- **Short task**: Every record should be copied exactly, except that pictures are to be omitted.

- **Records shown**:
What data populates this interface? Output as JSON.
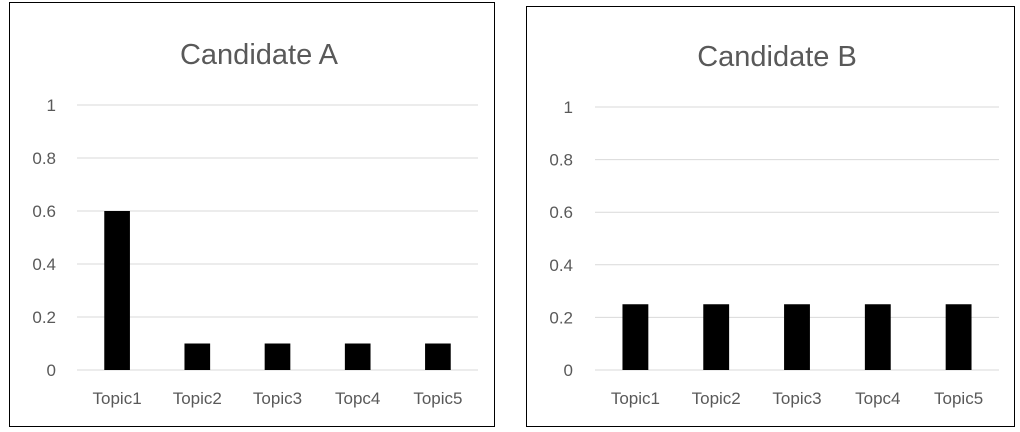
{
  "chart_data": [
    {
      "type": "bar",
      "title": "Candidate A",
      "categories": [
        "Topic1",
        "Topic2",
        "Topic3",
        "Topc4",
        "Topic5"
      ],
      "values": [
        0.6,
        0.1,
        0.1,
        0.1,
        0.1
      ],
      "ylim": [
        0,
        1
      ],
      "yticks": [
        "0",
        "0.2",
        "0.4",
        "0.6",
        "0.8",
        "1"
      ],
      "xlabel": "",
      "ylabel": "",
      "grid": true,
      "legend": "none",
      "bar_color": "#000000",
      "grid_color": "#d9d9d9",
      "text_color": "#595959"
    },
    {
      "type": "bar",
      "title": "Candidate B",
      "categories": [
        "Topic1",
        "Topic2",
        "Topic3",
        "Topc4",
        "Topic5"
      ],
      "values": [
        0.25,
        0.25,
        0.25,
        0.25,
        0.25
      ],
      "ylim": [
        0,
        1
      ],
      "yticks": [
        "0",
        "0.2",
        "0.4",
        "0.6",
        "0.8",
        "1"
      ],
      "xlabel": "",
      "ylabel": "",
      "grid": true,
      "legend": "none",
      "bar_color": "#000000",
      "grid_color": "#d9d9d9",
      "text_color": "#595959"
    }
  ]
}
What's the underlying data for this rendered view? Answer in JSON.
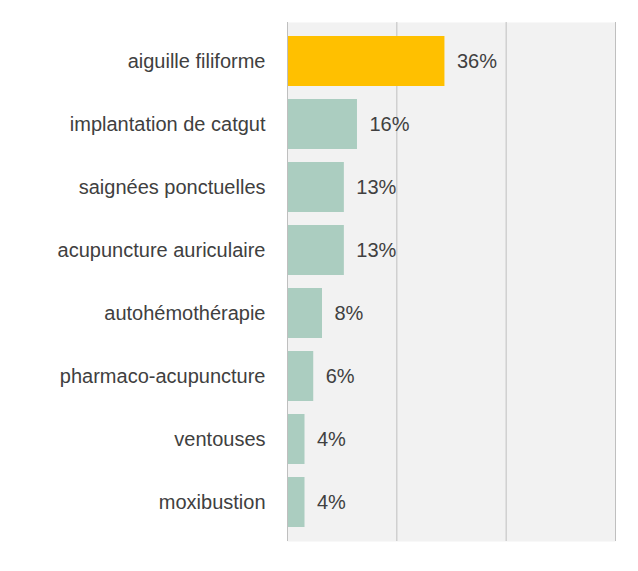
{
  "chart_data": {
    "type": "bar",
    "orientation": "horizontal",
    "categories": [
      "aiguille filiforme",
      "implantation de catgut",
      "saignées ponctuelles",
      "acupuncture auriculaire",
      "autohémothérapie",
      "pharmaco-acupuncture",
      "ventouses",
      "moxibustion"
    ],
    "values": [
      36,
      16,
      13,
      13,
      8,
      6,
      4,
      4
    ],
    "value_labels": [
      "36%",
      "16%",
      "13%",
      "13%",
      "8%",
      "6%",
      "4%",
      "4%"
    ],
    "colors": [
      "#ffc000",
      "#abcdc0",
      "#abcdc0",
      "#abcdc0",
      "#abcdc0",
      "#abcdc0",
      "#abcdc0",
      "#abcdc0"
    ],
    "xlim": [
      0,
      75
    ],
    "xticks": [
      0,
      25,
      50,
      75
    ],
    "grid": true,
    "data_labels": true,
    "tick_labels": "y"
  }
}
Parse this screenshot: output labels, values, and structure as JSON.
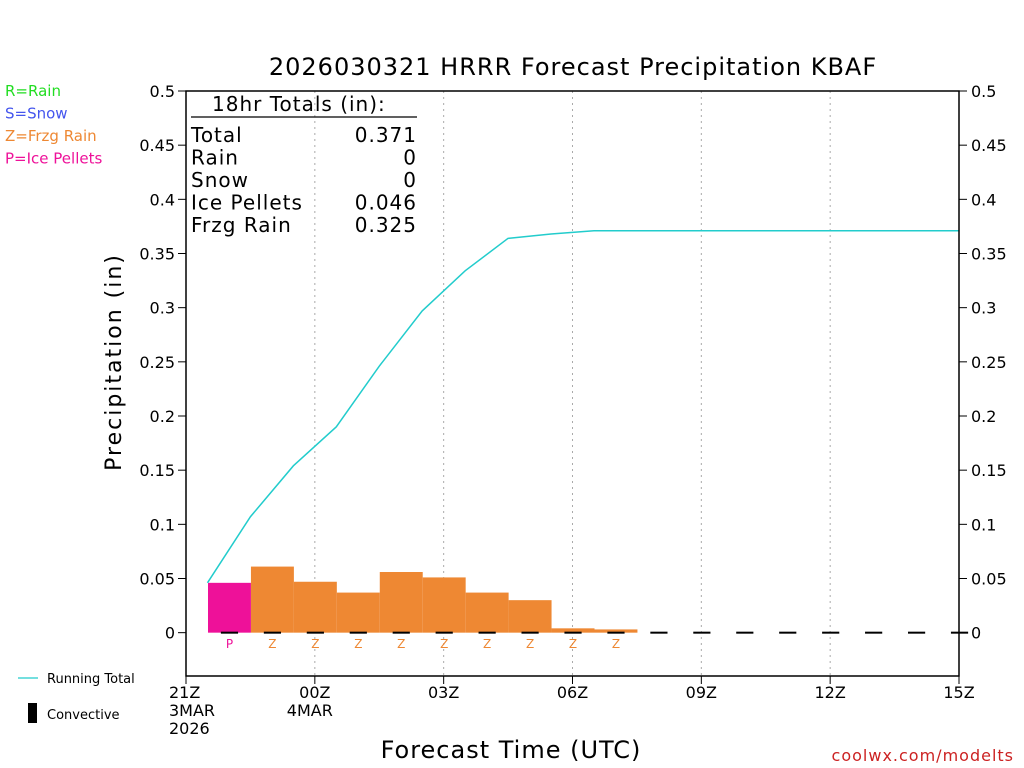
{
  "chart_data": {
    "type": "bar",
    "title": "2026030321 HRRR Forecast Precipitation KBAF",
    "xlabel": "Forecast Time (UTC)",
    "ylabel": "Precipitation (in)",
    "ylim": [
      -0.04,
      0.5
    ],
    "xlim": [
      0,
      18
    ],
    "grid": "vertical-dotted",
    "y_ticks": [
      0,
      0.05,
      0.1,
      0.15,
      0.2,
      0.25,
      0.3,
      0.35,
      0.4,
      0.45,
      0.5
    ],
    "y_tick_labels": [
      "0",
      "0.05",
      "0.1",
      "0.15",
      "0.2",
      "0.25",
      "0.3",
      "0.35",
      "0.4",
      "0.45",
      "0.5"
    ],
    "x_ticks": [
      {
        "hour": 0,
        "lines": [
          "21Z",
          "3MAR",
          "2026"
        ]
      },
      {
        "hour": 3,
        "lines": [
          "00Z",
          "4MAR"
        ]
      },
      {
        "hour": 6,
        "lines": [
          "03Z"
        ]
      },
      {
        "hour": 9,
        "lines": [
          "06Z"
        ]
      },
      {
        "hour": 12,
        "lines": [
          "09Z"
        ]
      },
      {
        "hour": 15,
        "lines": [
          "12Z"
        ]
      },
      {
        "hour": 18,
        "lines": [
          "15Z"
        ]
      }
    ],
    "precip_type_legend": [
      {
        "label": "R=Rain",
        "color": "#22dd22"
      },
      {
        "label": "S=Snow",
        "color": "#4455ee"
      },
      {
        "label": "Z=Frzg Rain",
        "color": "#ee8833"
      },
      {
        "label": "P=Ice Pellets",
        "color": "#ee1199"
      }
    ],
    "series": [
      {
        "name": "Hourly Precipitation",
        "hours": [
          1,
          2,
          3,
          4,
          5,
          6,
          7,
          8,
          9,
          10,
          11,
          12,
          13,
          14,
          15,
          16,
          17,
          18
        ],
        "values": [
          0.046,
          0.061,
          0.047,
          0.037,
          0.056,
          0.051,
          0.037,
          0.03,
          0.004,
          0.003,
          0,
          0,
          0,
          0,
          0,
          0,
          0,
          0
        ],
        "types": [
          "P",
          "Z",
          "Z",
          "Z",
          "Z",
          "Z",
          "Z",
          "Z",
          "Z",
          "Z",
          "",
          "",
          "",
          "",
          "",
          "",
          "",
          ""
        ]
      },
      {
        "name": "Running Total",
        "color": "#22cccc",
        "x": [
          0.5,
          1.5,
          2.5,
          3.5,
          4.5,
          5.5,
          6.5,
          7.5,
          8.5,
          9.5,
          10.5,
          11.5,
          12.5,
          13.5,
          14.5,
          15.5,
          16.5,
          17.5,
          18
        ],
        "values": [
          0.046,
          0.107,
          0.154,
          0.19,
          0.246,
          0.297,
          0.334,
          0.364,
          0.368,
          0.371,
          0.371,
          0.371,
          0.371,
          0.371,
          0.371,
          0.371,
          0.371,
          0.371,
          0.371
        ]
      }
    ],
    "convective": [
      0,
      0,
      0,
      0,
      0,
      0,
      0,
      0,
      0,
      0,
      0,
      0,
      0,
      0,
      0,
      0,
      0,
      0
    ],
    "type_colors": {
      "P": "#ee1199",
      "Z": "#ee8833",
      "R": "#22dd22",
      "S": "#4455ee"
    },
    "totals_box": {
      "header": "18hr Totals (in):",
      "rows": [
        {
          "label": "Total",
          "value": "0.371"
        },
        {
          "label": "Rain",
          "value": "0"
        },
        {
          "label": "Snow",
          "value": "0"
        },
        {
          "label": "Ice Pellets",
          "value": "0.046"
        },
        {
          "label": "Frzg Rain",
          "value": "0.325"
        }
      ]
    },
    "bottom_legend": [
      {
        "label": "Running Total",
        "kind": "line",
        "color": "#22cccc"
      },
      {
        "label": "Convective",
        "kind": "bar",
        "color": "#000000"
      }
    ],
    "credit": "coolwx.com/modelts",
    "credit_color": "#cc2222"
  }
}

- **Task output**:
What data populates this interface? Output as JSON.
{
  "chart_data": [
    {
      "type": "bar",
      "title": "Candidate A",
      "categories": [
        "Topic1",
        "Topic2",
        "Topic3",
        "Topc4",
        "Topic5"
      ],
      "values": [
        0.6,
        0.1,
        0.1,
        0.1,
        0.1
      ],
      "ylim": [
        0,
        1
      ],
      "yticks": [
        "0",
        "0.2",
        "0.4",
        "0.6",
        "0.8",
        "1"
      ],
      "xlabel": "",
      "ylabel": "",
      "grid": true,
      "legend": "none",
      "bar_color": "#000000",
      "grid_color": "#d9d9d9",
      "text_color": "#595959"
    },
    {
      "type": "bar",
      "title": "Candidate B",
      "categories": [
        "Topic1",
        "Topic2",
        "Topic3",
        "Topc4",
        "Topic5"
      ],
      "values": [
        0.25,
        0.25,
        0.25,
        0.25,
        0.25
      ],
      "ylim": [
        0,
        1
      ],
      "yticks": [
        "0",
        "0.2",
        "0.4",
        "0.6",
        "0.8",
        "1"
      ],
      "xlabel": "",
      "ylabel": "",
      "grid": true,
      "legend": "none",
      "bar_color": "#000000",
      "grid_color": "#d9d9d9",
      "text_color": "#595959"
    }
  ]
}
What's the underlying data for this rendered view? Answer in JSON.
{
  "chart_data": {
    "type": "bar",
    "orientation": "horizontal",
    "categories": [
      "aiguille filiforme",
      "implantation de catgut",
      "saignées ponctuelles",
      "acupuncture auriculaire",
      "autohémothérapie",
      "pharmaco-acupuncture",
      "ventouses",
      "moxibustion"
    ],
    "values": [
      36,
      16,
      13,
      13,
      8,
      6,
      4,
      4
    ],
    "value_labels": [
      "36%",
      "16%",
      "13%",
      "13%",
      "8%",
      "6%",
      "4%",
      "4%"
    ],
    "colors": [
      "#ffc000",
      "#abcdc0",
      "#abcdc0",
      "#abcdc0",
      "#abcdc0",
      "#abcdc0",
      "#abcdc0",
      "#abcdc0"
    ],
    "xlim": [
      0,
      75
    ],
    "xticks": [
      0,
      25,
      50,
      75
    ],
    "grid": true,
    "data_labels": true,
    "tick_labels": "y"
  }
}
Parse this screenshot: output labels, values, and structure as JSON.
{
  "chart_data": {
    "type": "bar",
    "title": "2026030321 HRRR Forecast Precipitation KBAF",
    "xlabel": "Forecast Time (UTC)",
    "ylabel": "Precipitation (in)",
    "ylim": [
      -0.04,
      0.5
    ],
    "xlim": [
      0,
      18
    ],
    "grid": "vertical-dotted",
    "y_ticks": [
      0,
      0.05,
      0.1,
      0.15,
      0.2,
      0.25,
      0.3,
      0.35,
      0.4,
      0.45,
      0.5
    ],
    "y_tick_labels": [
      "0",
      "0.05",
      "0.1",
      "0.15",
      "0.2",
      "0.25",
      "0.3",
      "0.35",
      "0.4",
      "0.45",
      "0.5"
    ],
    "x_ticks": [
      {
        "hour": 0,
        "lines": [
          "21Z",
          "3MAR",
          "2026"
        ]
      },
      {
        "hour": 3,
        "lines": [
          "00Z",
          "4MAR"
        ]
      },
      {
        "hour": 6,
        "lines": [
          "03Z"
        ]
      },
      {
        "hour": 9,
        "lines": [
          "06Z"
        ]
      },
      {
        "hour": 12,
        "lines": [
          "09Z"
        ]
      },
      {
        "hour": 15,
        "lines": [
          "12Z"
        ]
      },
      {
        "hour": 18,
        "lines": [
          "15Z"
        ]
      }
    ],
    "precip_type_legend": [
      {
        "label": "R=Rain",
        "color": "#22dd22"
      },
      {
        "label": "S=Snow",
        "color": "#4455ee"
      },
      {
        "label": "Z=Frzg Rain",
        "color": "#ee8833"
      },
      {
        "label": "P=Ice Pellets",
        "color": "#ee1199"
      }
    ],
    "series": [
      {
        "name": "Hourly Precipitation",
        "hours": [
          1,
          2,
          3,
          4,
          5,
          6,
          7,
          8,
          9,
          10,
          11,
          12,
          13,
          14,
          15,
          16,
          17,
          18
        ],
        "values": [
          0.046,
          0.061,
          0.047,
          0.037,
          0.056,
          0.051,
          0.037,
          0.03,
          0.004,
          0.003,
          0,
          0,
          0,
          0,
          0,
          0,
          0,
          0
        ],
        "types": [
          "P",
          "Z",
          "Z",
          "Z",
          "Z",
          "Z",
          "Z",
          "Z",
          "Z",
          "Z",
          "",
          "",
          "",
          "",
          "",
          "",
          "",
          ""
        ]
      },
      {
        "name": "Running Total",
        "color": "#22cccc",
        "x": [
          0.5,
          1.5,
          2.5,
          3.5,
          4.5,
          5.5,
          6.5,
          7.5,
          8.5,
          9.5,
          10.5,
          11.5,
          12.5,
          13.5,
          14.5,
          15.5,
          16.5,
          17.5,
          18
        ],
        "values": [
          0.046,
          0.107,
          0.154,
          0.19,
          0.246,
          0.297,
          0.334,
          0.364,
          0.368,
          0.371,
          0.371,
          0.371,
          0.371,
          0.371,
          0.371,
          0.371,
          0.371,
          0.371,
          0.371
        ]
      }
    ],
    "convective": [
      0,
      0,
      0,
      0,
      0,
      0,
      0,
      0,
      0,
      0,
      0,
      0,
      0,
      0,
      0,
      0,
      0,
      0
    ],
    "type_colors": {
      "P": "#ee1199",
      "Z": "#ee8833",
      "R": "#22dd22",
      "S": "#4455ee"
    },
    "totals_box": {
      "header": "18hr Totals (in):",
      "rows": [
        {
          "label": "Total",
          "value": "0.371"
        },
        {
          "label": "Rain",
          "value": "0"
        },
        {
          "label": "Snow",
          "value": "0"
        },
        {
          "label": "Ice Pellets",
          "value": "0.046"
        },
        {
          "label": "Frzg Rain",
          "value": "0.325"
        }
      ]
    },
    "bottom_legend": [
      {
        "label": "Running Total",
        "kind": "line",
        "color": "#22cccc"
      },
      {
        "label": "Convective",
        "kind": "bar",
        "color": "#000000"
      }
    ],
    "credit": "coolwx.com/modelts",
    "credit_color": "#cc2222"
  }
}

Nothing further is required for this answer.